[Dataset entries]
<<<<

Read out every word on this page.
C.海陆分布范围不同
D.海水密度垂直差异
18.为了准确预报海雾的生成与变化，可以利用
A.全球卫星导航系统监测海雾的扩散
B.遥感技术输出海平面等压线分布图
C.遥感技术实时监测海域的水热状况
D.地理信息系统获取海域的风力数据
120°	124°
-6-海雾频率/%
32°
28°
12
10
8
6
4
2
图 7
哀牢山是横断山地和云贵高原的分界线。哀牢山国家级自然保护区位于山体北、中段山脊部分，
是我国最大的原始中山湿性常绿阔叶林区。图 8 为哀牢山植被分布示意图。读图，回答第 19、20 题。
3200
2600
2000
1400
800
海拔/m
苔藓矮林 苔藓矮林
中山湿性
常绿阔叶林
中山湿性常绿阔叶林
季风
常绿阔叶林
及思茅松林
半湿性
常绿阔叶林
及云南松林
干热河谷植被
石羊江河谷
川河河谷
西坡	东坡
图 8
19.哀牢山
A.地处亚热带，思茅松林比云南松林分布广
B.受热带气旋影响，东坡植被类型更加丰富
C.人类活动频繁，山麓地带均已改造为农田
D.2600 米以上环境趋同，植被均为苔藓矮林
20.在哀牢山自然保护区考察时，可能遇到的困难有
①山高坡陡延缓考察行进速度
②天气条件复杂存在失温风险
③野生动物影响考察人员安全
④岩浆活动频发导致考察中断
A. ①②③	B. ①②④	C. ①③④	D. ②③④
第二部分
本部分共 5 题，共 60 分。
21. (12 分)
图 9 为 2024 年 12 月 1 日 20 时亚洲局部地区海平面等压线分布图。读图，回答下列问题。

>>>>

* Request *
Every record shown above must be echoed exactly.

* Full output *
Read out every word on this page.
C.海陆分布范围不同
D.海水密度垂直差异
18.为了准确预报海雾的生成与变化，可以利用
A.全球卫星导航系统监测海雾的扩散
B.遥感技术输出海平面等压线分布图
C.遥感技术实时监测海域的水热状况
D.地理信息系统获取海域的风力数据
120°	124°
-6-海雾频率/%
32°
28°
12
10
8
6
4
2
图 7
哀牢山是横断山地和云贵高原的分界线。哀牢山国家级自然保护区位于山体北、中段山脊部分，
是我国最大的原始中山湿性常绿阔叶林区。图 8 为哀牢山植被分布示意图。读图，回答第 19、20 题。
3200
2600
2000
1400
800
海拔/m
苔藓矮林 苔藓矮林
中山湿性
常绿阔叶林
中山湿性常绿阔叶林
季风
常绿阔叶林
及思茅松林
半湿性
常绿阔叶林
及云南松林
干热河谷植被
石羊江河谷
川河河谷
西坡	东坡
图 8
19.哀牢山
A.地处亚热带，思茅松林比云南松林分布广
B.受热带气旋影响，东坡植被类型更加丰富
C.人类活动频繁，山麓地带均已改造为农田
D.2600 米以上环境趋同，植被均为苔藓矮林
20.在哀牢山自然保护区考察时，可能遇到的困难有
①山高坡陡延缓考察行进速度
②天气条件复杂存在失温风险
③野生动物影响考察人员安全
④岩浆活动频发导致考察中断
A. ①②③	B. ①②④	C. ①③④	D. ②③④
第二部分
本部分共 5 题，共 60 分。
21. (12 分)
图 9 为 2024 年 12 月 1 日 20 时亚洲局部地区海平面等压线分布图。读图，回答下列问题。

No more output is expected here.